↓
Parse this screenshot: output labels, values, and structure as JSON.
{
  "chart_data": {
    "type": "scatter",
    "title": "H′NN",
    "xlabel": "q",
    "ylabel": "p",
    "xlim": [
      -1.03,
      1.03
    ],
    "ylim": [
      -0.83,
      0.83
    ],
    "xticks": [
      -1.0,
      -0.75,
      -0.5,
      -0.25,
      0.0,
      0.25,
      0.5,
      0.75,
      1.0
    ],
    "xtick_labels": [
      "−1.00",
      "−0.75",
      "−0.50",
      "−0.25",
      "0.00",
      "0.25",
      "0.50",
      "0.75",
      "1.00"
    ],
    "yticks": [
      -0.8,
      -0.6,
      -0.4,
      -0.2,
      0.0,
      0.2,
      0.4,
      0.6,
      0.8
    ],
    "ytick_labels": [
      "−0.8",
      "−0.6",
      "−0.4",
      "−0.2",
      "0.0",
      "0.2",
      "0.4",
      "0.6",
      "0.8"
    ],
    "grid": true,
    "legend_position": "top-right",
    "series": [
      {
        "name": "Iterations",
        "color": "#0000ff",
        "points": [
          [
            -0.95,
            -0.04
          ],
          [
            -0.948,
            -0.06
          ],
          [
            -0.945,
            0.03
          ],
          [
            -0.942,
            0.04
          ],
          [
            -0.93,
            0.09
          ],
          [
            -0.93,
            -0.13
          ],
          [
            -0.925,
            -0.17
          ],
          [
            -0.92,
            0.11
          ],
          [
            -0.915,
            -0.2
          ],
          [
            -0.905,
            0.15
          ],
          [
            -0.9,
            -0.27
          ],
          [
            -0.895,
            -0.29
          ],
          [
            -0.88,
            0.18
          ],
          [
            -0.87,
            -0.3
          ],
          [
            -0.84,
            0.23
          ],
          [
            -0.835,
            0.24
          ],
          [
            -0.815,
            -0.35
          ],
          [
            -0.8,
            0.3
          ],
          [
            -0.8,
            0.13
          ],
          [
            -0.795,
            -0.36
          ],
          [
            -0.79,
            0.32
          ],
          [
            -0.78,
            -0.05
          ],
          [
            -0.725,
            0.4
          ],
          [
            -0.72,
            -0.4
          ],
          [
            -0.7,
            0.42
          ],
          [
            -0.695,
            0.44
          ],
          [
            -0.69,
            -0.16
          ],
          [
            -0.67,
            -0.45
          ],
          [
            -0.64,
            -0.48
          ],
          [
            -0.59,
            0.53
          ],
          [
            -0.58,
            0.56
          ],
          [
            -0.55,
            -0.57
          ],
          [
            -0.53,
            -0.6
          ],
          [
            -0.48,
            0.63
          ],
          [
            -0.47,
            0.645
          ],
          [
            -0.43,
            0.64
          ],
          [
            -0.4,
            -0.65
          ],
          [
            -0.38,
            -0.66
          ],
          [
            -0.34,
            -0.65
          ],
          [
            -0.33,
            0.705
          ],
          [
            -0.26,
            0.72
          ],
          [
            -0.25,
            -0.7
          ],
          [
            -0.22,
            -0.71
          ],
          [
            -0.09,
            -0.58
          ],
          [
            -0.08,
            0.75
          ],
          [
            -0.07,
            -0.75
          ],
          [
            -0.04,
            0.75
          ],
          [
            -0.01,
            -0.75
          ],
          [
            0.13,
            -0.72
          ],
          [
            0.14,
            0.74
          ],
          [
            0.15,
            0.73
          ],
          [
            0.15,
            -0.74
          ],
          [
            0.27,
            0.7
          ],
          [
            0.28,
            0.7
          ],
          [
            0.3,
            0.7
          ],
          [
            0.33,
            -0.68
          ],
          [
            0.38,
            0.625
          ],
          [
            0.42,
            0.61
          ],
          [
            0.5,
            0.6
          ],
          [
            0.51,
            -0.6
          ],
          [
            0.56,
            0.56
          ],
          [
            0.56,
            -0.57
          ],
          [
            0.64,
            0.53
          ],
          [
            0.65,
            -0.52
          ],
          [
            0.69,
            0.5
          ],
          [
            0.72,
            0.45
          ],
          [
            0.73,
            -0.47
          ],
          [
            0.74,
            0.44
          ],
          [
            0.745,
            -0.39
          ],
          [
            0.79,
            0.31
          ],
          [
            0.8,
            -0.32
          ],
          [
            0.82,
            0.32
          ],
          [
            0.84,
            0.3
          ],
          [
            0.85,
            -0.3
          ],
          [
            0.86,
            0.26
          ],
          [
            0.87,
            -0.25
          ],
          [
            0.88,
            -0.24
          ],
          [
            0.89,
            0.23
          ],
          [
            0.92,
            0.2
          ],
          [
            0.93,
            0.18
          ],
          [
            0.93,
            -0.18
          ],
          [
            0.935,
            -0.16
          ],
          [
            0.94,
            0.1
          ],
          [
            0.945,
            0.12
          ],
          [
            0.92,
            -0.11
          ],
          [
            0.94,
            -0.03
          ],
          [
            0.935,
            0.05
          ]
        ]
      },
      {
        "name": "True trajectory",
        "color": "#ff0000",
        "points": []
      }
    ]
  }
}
↑
Your goal :: Copy out each line in the preceding records that contains "name".

Task response ::
        "name": "Iterations",
        "name": "True trajectory",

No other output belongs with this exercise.